Dataset items:
######
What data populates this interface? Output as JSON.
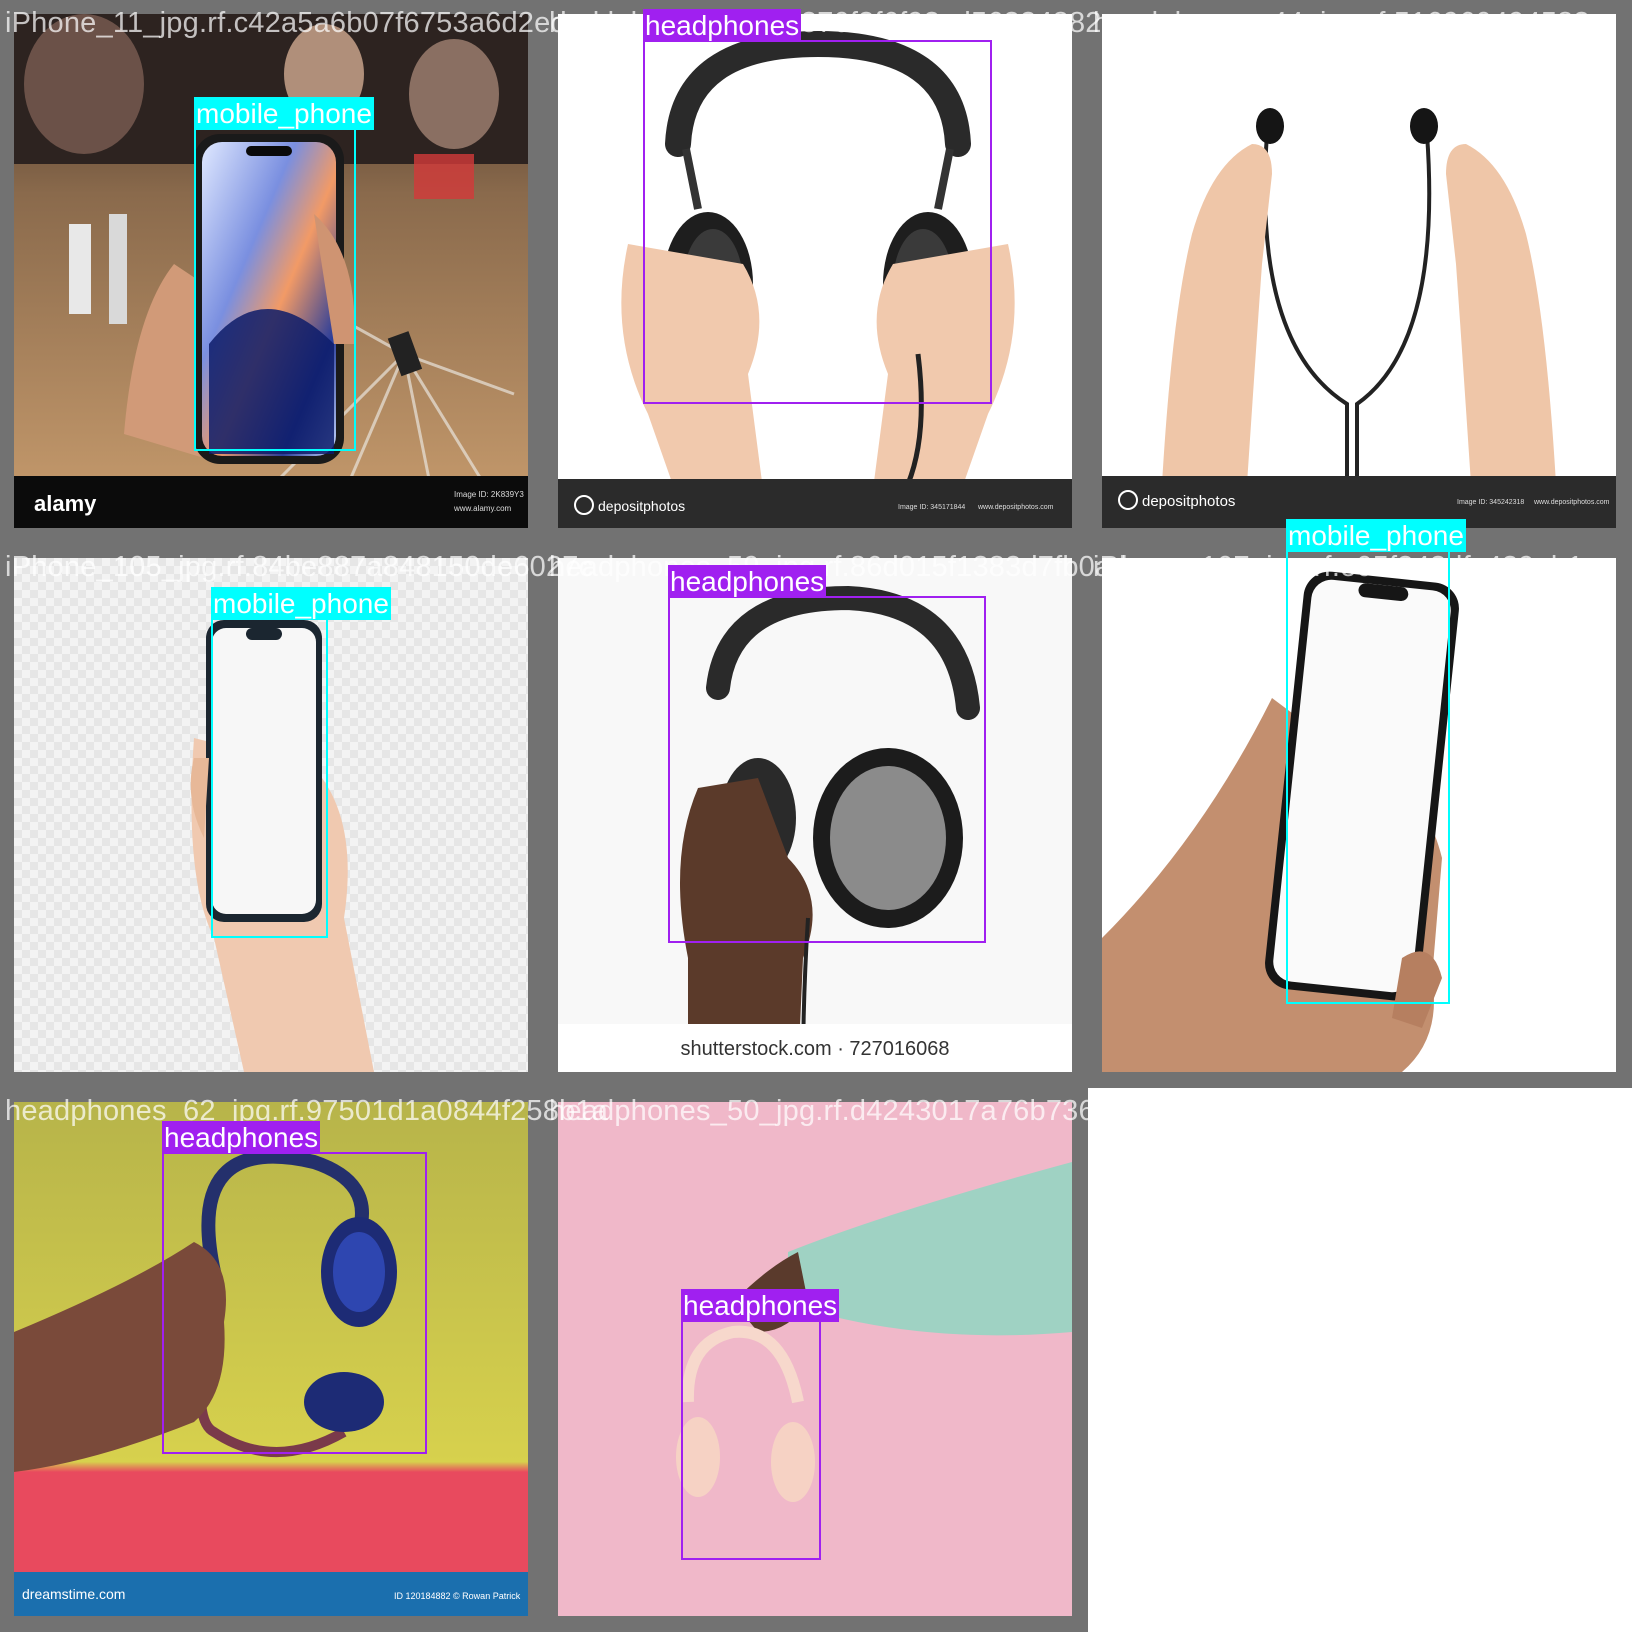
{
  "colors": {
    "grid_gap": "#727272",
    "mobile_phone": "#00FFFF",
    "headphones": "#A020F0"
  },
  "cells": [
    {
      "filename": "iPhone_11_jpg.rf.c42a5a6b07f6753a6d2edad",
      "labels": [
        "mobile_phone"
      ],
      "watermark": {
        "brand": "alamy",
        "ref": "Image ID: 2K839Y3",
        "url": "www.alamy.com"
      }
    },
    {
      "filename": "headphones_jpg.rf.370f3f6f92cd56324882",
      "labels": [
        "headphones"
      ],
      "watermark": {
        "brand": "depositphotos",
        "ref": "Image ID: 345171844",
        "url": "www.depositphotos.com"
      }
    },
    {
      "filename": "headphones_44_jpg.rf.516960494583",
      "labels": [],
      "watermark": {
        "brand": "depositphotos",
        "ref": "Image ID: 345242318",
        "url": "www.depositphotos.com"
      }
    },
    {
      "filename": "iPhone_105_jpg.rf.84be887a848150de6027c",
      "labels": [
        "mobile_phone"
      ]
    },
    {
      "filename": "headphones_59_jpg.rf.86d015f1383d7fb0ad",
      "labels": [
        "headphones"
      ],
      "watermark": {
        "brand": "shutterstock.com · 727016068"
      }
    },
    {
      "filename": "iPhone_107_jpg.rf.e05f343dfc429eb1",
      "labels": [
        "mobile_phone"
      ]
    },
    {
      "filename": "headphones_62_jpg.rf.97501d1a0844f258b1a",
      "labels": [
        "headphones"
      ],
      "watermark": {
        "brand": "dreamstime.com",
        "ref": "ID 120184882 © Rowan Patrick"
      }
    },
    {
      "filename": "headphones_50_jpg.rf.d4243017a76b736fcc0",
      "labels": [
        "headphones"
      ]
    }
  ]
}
######
▶ Exercise:
Go through the data and gather every line that holds "Image".

▶ Full response:
        "ref": "Image ID: 2K839Y3",
        "ref": "Image ID: 345171844",
        "ref": "Image ID: 345242318",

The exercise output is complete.